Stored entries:

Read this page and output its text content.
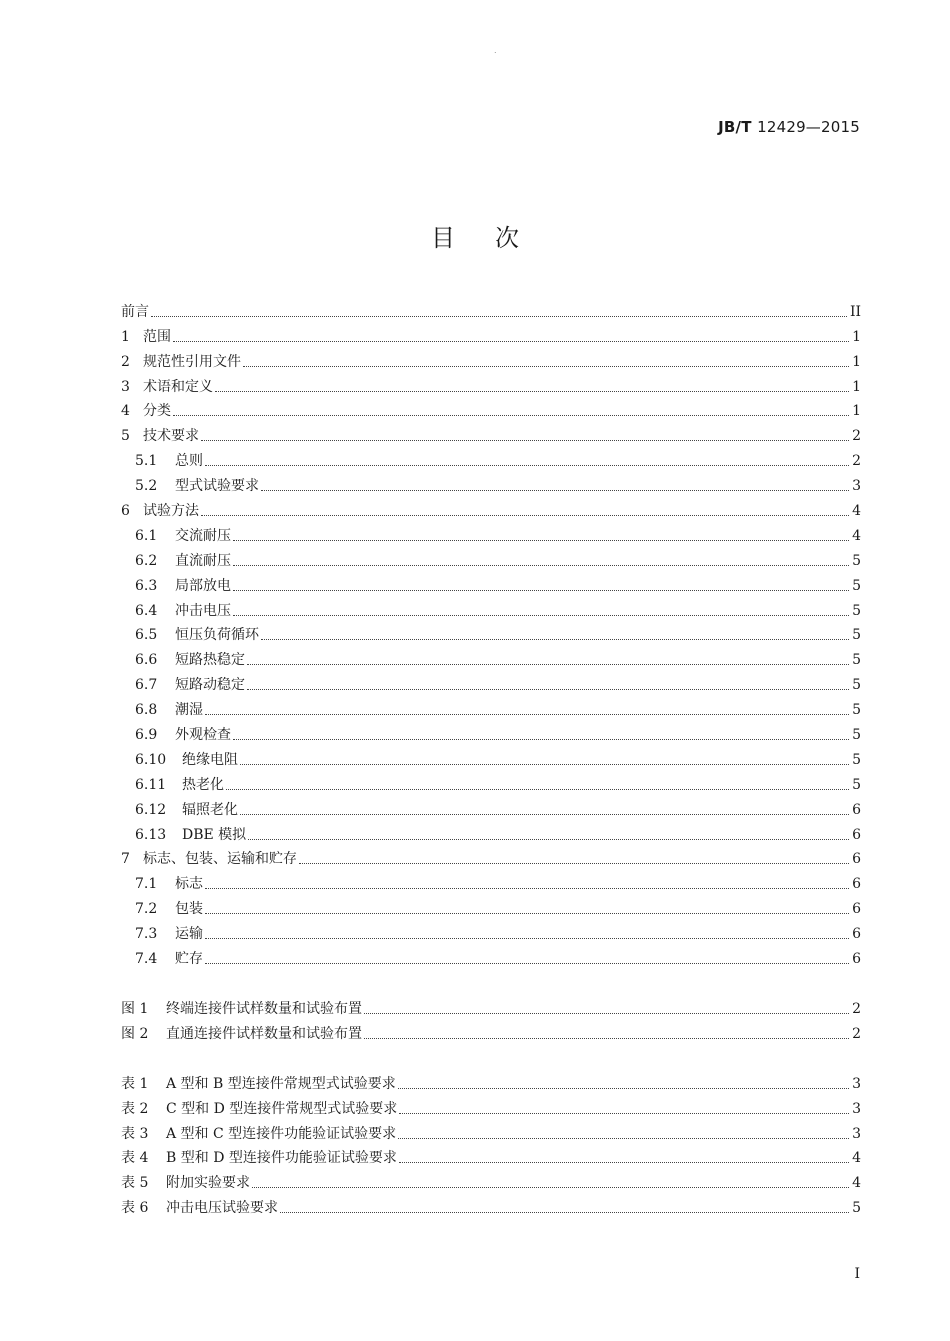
.
JB/T 12429—2015
目次
前言	II
1 范围	1
2 规范性引用文件	1
3 术语和定义	1
4 分类	1
5 技术要求	2
5.1	总则	2
5.2	型式试验要求	3
6 试验方法	4
6.1	交流耐压	4
6.2	直流耐压	5
6.3	局部放电	5
6.4	冲击电压	5
6.5	恒压负荷循环	5
6.6	短路热稳定	5
6.7	短路动稳定	5
6.8	潮湿	5
6.9	外观检查	5
6.10	绝缘电阻	5
6.11	热老化	5
6.12	辐照老化	6
6.13	DBE 模拟	6
7 标志、包装、运输和贮存	6
7.1	标志	6
7.2	包装	6
7.3	运输	6
7.4	贮存	6
图 1	终端连接件试样数量和试验布置	2
图 2	直通连接件试样数量和试验布置	2
表 1	A 型和 B 型连接件常规型式试验要求	3
表 2	C 型和 D 型连接件常规型式试验要求	3
表 3	A 型和 C 型连接件功能验证试验要求	3
表 4	B 型和 D 型连接件功能验证试验要求	4
表 5	附加实验要求	4
表 6	冲击电压试验要求	5
I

AIM: Filter out every line that lacks the word "型连接件常规型式试验要求", and copy the rest.

CORRECT OUTPUT:
表 1	A 型和 B 型连接件常规型式试验要求	3
表 2	C 型和 D 型连接件常规型式试验要求	3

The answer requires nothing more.